■ DATASET ENTRIES
◆ ◆ ◆ ◆
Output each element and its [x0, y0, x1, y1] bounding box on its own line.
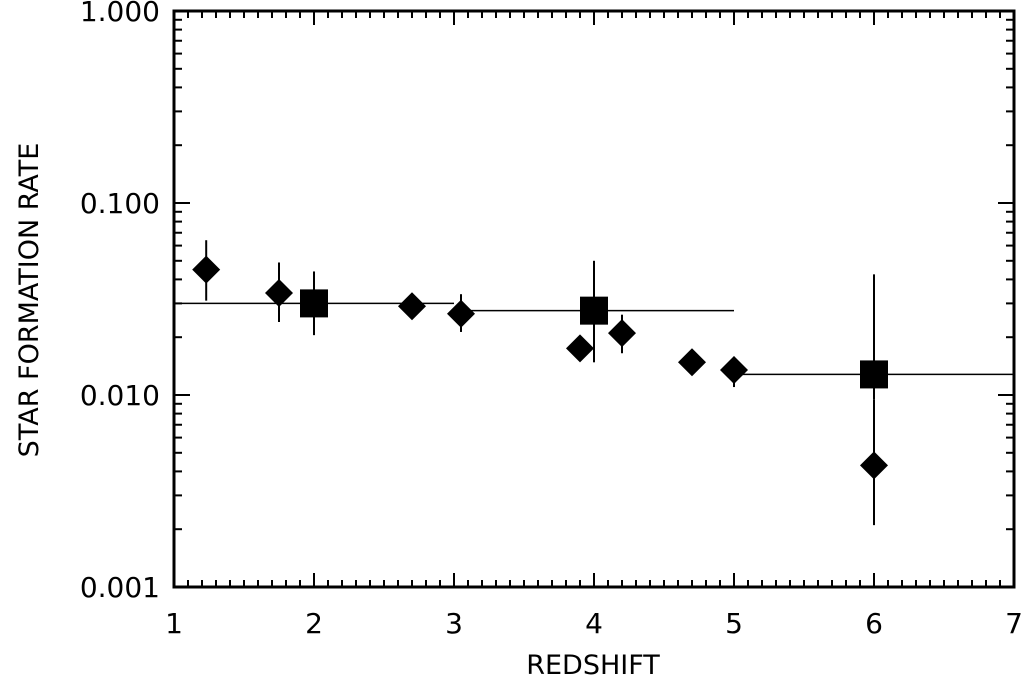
- x-tick-label: 2: [305, 607, 323, 640]
- x-tick-label: 6: [865, 607, 883, 640]
- square-point: [580, 296, 608, 325]
- diamond-point: [447, 299, 475, 328]
- diamond-point: [265, 278, 293, 307]
- x-tick-label: 4: [585, 607, 603, 640]
- diamond-point: [860, 451, 888, 480]
- square-point: [300, 289, 328, 318]
- diamond-point: [720, 355, 748, 384]
- square-point: [860, 360, 888, 389]
- diamond-point: [192, 255, 221, 284]
- x-axis-label: REDSHIFT: [526, 650, 660, 681]
- y-axis-label: STAR FORMATION RATE: [14, 143, 45, 458]
- y-tick-label: 1.000: [80, 0, 160, 28]
- x-tick-label: 7: [1005, 607, 1021, 640]
- diamond-point: [398, 292, 426, 321]
- diamond-point: [566, 334, 594, 363]
- y-tick-label: 0.010: [80, 379, 160, 412]
- x-tick-label: 3: [445, 607, 463, 640]
- plot-area: 1 2 3 4 5 6 7 0.001 0.010 0.100 1.000: [80, 0, 1021, 640]
- y-tick-label: 0.001: [80, 571, 160, 604]
- x-tick-label: 5: [725, 607, 743, 640]
- x-tick-label: 1: [165, 607, 183, 640]
- diamond-point: [678, 348, 706, 377]
- y-tick-label: 0.100: [80, 187, 160, 220]
- diamond-point: [608, 319, 636, 348]
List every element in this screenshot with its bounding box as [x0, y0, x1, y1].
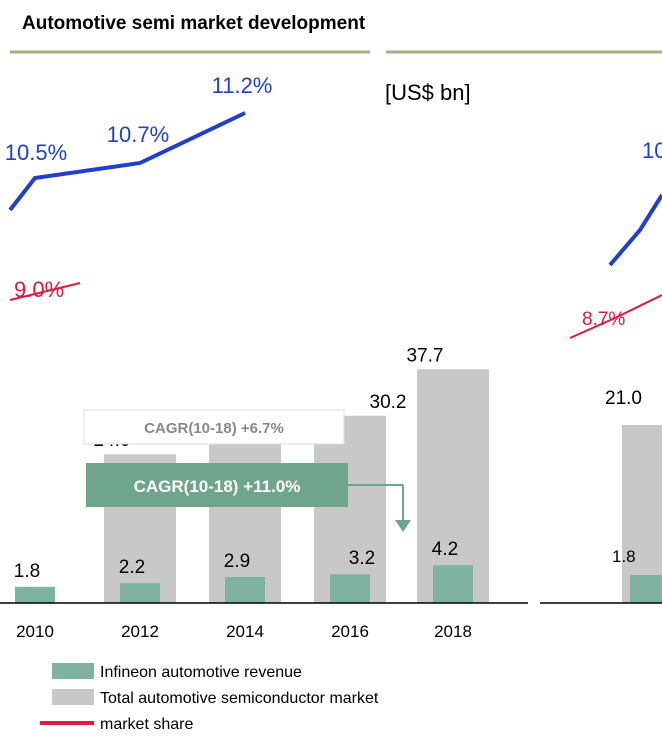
right-bar-label: 1.8: [612, 547, 636, 566]
legend-swatch-1: [52, 689, 94, 705]
share-line-red-segment: [9, 282, 81, 301]
cagr-total-box: [83, 409, 345, 445]
infineon-bar-2010: [15, 586, 55, 603]
share-label-2012: 10.5%: [5, 140, 67, 165]
share-label-2014: 10.7%: [107, 122, 169, 147]
right-share-label: 8.7%: [582, 309, 625, 330]
market-share-labels: 9.0% 10.5% 10.7% 11.2%: [5, 73, 273, 302]
total-bar-2016: [314, 415, 386, 603]
right-share-line: [569, 294, 662, 339]
legend-label-2: market share: [100, 716, 193, 733]
legend-swatch-0: [52, 663, 94, 679]
infineon-bar-2018: [433, 565, 473, 603]
share-label-2010: 9.0%: [14, 277, 64, 302]
bar-label-2018: 4.2: [432, 539, 458, 560]
cagr-infineon-text: CAGR(10-18) +11.0%: [134, 477, 301, 496]
infineon-bar-2014: [225, 576, 265, 603]
x-tick-2014: 2014: [226, 622, 264, 641]
right-total-label: 21.0: [605, 388, 642, 409]
cagr-total-annotation: CAGR(10-18) +6.7%: [83, 409, 345, 445]
bar-label-2014: 2.9: [224, 551, 250, 572]
unit-label: [US$ bn]: [385, 80, 471, 105]
x-tick-2018: 2018: [434, 622, 472, 641]
legend: Infineon automotive revenue Total automot…: [40, 663, 379, 733]
cagr-infineon-box: [86, 463, 348, 507]
bar-label-2010: 1.8: [14, 561, 40, 582]
x-axis-tick-labels: 2010 2012 2014 2016 2018: [16, 622, 472, 641]
legend-label-0: Infineon automotive revenue: [100, 664, 302, 681]
legend-label-1: Total automotive semiconductor market: [100, 690, 379, 707]
right-share-top-label: 10: [642, 138, 662, 163]
share-label-2016: 11.2%: [212, 73, 273, 98]
share-line-blue: [8, 111, 246, 212]
total-bar-2014: [209, 432, 281, 603]
x-tick-2010: 2010: [16, 622, 54, 641]
chart-title: Automotive semi market development: [22, 13, 366, 34]
total-label-2018: 37.7: [407, 345, 444, 366]
bar-label-2012: 2.2: [119, 557, 145, 578]
infineon-revenue-bars: [15, 565, 473, 603]
bar-value-labels: 1.8 2.2 2.9 3.2 4.2: [14, 539, 458, 582]
x-tick-2012: 2012: [121, 622, 159, 641]
right-partial-chart: 8.7% 10 21.0 1.8: [540, 138, 662, 604]
bar-label-2016: 3.2: [349, 548, 375, 569]
total-bar-2018: [417, 369, 489, 603]
right-blue-line: [608, 193, 662, 267]
market-share-line: [8, 111, 246, 301]
cagr-infineon-annotation: CAGR(10-18) +11.0%: [86, 463, 411, 532]
total-market-bars: [104, 369, 489, 603]
total-label-2016: 30.2: [370, 392, 407, 413]
right-infineon-bar: [630, 575, 662, 603]
infineon-bar-2012: [120, 583, 160, 603]
infineon-bar-2016: [330, 574, 370, 603]
right-total-bar: [622, 425, 662, 603]
cagr-arrow-head: [395, 520, 411, 532]
x-tick-2016: 2016: [331, 622, 369, 641]
cagr-total-text: CAGR(10-18) +6.7%: [144, 420, 284, 437]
◆ ◆ ◆ ◆
■ YOUR INSTRUCTIONS
Convert all of the data above into a JSON list of strings, with one string per line and no entries for blank lines. Leave the pictures out of the list.

■ ANSWER FOR THIS EXERCISE
[
  "Output each element and its [x0, y0, x1, y1] bounding box on its own line.",
  "- x-tick-label: 2: [305, 607, 323, 640]",
  "- x-tick-label: 6: [865, 607, 883, 640]",
  "- square-point: [580, 296, 608, 325]",
  "- diamond-point: [447, 299, 475, 328]",
  "- diamond-point: [265, 278, 293, 307]",
  "- x-tick-label: 4: [585, 607, 603, 640]",
  "- diamond-point: [860, 451, 888, 480]",
  "- square-point: [300, 289, 328, 318]",
  "- diamond-point: [720, 355, 748, 384]",
  "- square-point: [860, 360, 888, 389]",
  "- diamond-point: [192, 255, 221, 284]",
  "- x-axis-label: REDSHIFT: [526, 650, 660, 681]",
  "- y-axis-label: STAR FORMATION RATE: [14, 143, 45, 458]",
  "- y-tick-label: 1.000: [80, 0, 160, 28]",
  "- x-tick-label: 7: [1005, 607, 1021, 640]",
  "- diamond-point: [398, 292, 426, 321]",
  "- diamond-point: [566, 334, 594, 363]",
  "- y-tick-label: 0.010: [80, 379, 160, 412]",
  "- x-tick-label: 3: [445, 607, 463, 640]",
  "- plot-area: 1 2 3 4 5 6 7 0.001 0.010 0.100 1.000: [80, 0, 1021, 640]",
  "- y-tick-label: 0.001: [80, 571, 160, 604]",
  "- x-tick-label: 5: [725, 607, 743, 640]",
  "- x-tick-label: 1: [165, 607, 183, 640]",
  "- diamond-point: [678, 348, 706, 377]",
  "- y-tick-label: 0.100: [80, 187, 160, 220]",
  "- diamond-point: [608, 319, 636, 348]",
  "List every element in this screenshot with its bounding box as [x0, y0, x1, y1].",
  "right-bar-label: 1.8: [612, 547, 636, 566]",
  "legend-swatch-1: [52, 689, 94, 705]",
  "share-line-red-segment: [9, 282, 81, 301]",
  "cagr-total-box: [83, 409, 345, 445]",
  "infineon-bar-2010: [15, 586, 55, 603]",
  "share-label-2012: 10.5%: [5, 140, 67, 165]",
  "share-label-2014: 10.7%: [107, 122, 169, 147]",
  "right-share-label: 8.7%: [582, 309, 625, 330]",
  "market-share-labels: 9.0% 10.5% 10.7% 11.2%: [5, 73, 273, 302]",
  "total-bar-2016: [314, 415, 386, 603]",
  "right-share-line: [569, 294, 662, 339]",
  "legend-label-2: market share: [100, 716, 193, 733]",
  "legend-swatch-0: [52, 663, 94, 679]",
  "infineon-bar-2018: [433, 565, 473, 603]",
  "share-label-2010: 9.0%: [14, 277, 64, 302]",
  "bar-label-2018: 4.2: [432, 539, 458, 560]",
  "cagr-infineon-text: CAGR(10-18) +11.0%: [134, 477, 301, 496]",
  "infineon-bar-2014: [225, 576, 265, 603]",
  "x-tick-2014: 2014: [226, 622, 264, 641]",
  "right-total-label: 21.0: [605, 388, 642, 409]",
  "cagr-total-annotation: CAGR(10-18) +6.7%: [83, 409, 345, 445]",
  "bar-label-2014: 2.9: [224, 551, 250, 572]",
  "unit-label: [US$ bn]: [385, 80, 471, 105]",
  "x-tick-2018: 2018: [434, 622, 472, 641]",
  "legend: Infineon automotive revenue Total automot…: [40, 663, 379, 733]",
  "cagr-infineon-box: [86, 463, 348, 507]",
  "bar-label-2010: 1.8: [14, 561, 40, 582]",
  "x-axis-tick-labels: 2010 2012 2014 2016 2018: [16, 622, 472, 641]",
  "legend-label-0: Infineon automotive revenue: [100, 664, 302, 681]",
  "legend-label-1: Total automotive semiconductor market: [100, 690, 379, 707]",
  "right-share-top-label: 10: [642, 138, 662, 163]",
  "share-label-2016: 11.2%: [212, 73, 273, 98]",
  "share-line-blue: [8, 111, 246, 212]",
  "total-bar-2014: [209, 432, 281, 603]",
  "x-tick-2010: 2010: [16, 622, 54, 641]",
  "chart-title: Automotive semi market development: [22, 13, 366, 34]",
  "total-label-2018: 37.7: [407, 345, 444, 366]",
  "bar-label-2012: 2.2: [119, 557, 145, 578]",
  "infineon-revenue-bars: [15, 565, 473, 603]",
  "bar-value-labels: 1.8 2.2 2.9 3.2 4.2: [14, 539, 458, 582]",
  "x-tick-2012: 2012: [121, 622, 159, 641]",
  "right-partial-chart: 8.7% 10 21.0 1.8: [540, 138, 662, 604]",
  "bar-label-2016: 3.2: [349, 548, 375, 569]",
  "total-bar-2018: [417, 369, 489, 603]",
  "right-blue-line: [608, 193, 662, 267]",
  "market-share-line: [8, 111, 246, 301]",
  "cagr-infineon-annotation: CAGR(10-18) +11.0%: [86, 463, 411, 532]",
  "total-market-bars: [104, 369, 489, 603]",
  "total-label-2016: 30.2: [370, 392, 407, 413]",
  "right-infineon-bar: [630, 575, 662, 603]",
  "infineon-bar-2012: [120, 583, 160, 603]",
  "infineon-bar-2016: [330, 574, 370, 603]",
  "right-total-bar: [622, 425, 662, 603]",
  "cagr-arrow-head: [395, 520, 411, 532]",
  "x-tick-2016: 2016: [331, 622, 369, 641]",
  "cagr-total-text: CAGR(10-18) +6.7%: [144, 420, 284, 437]"
]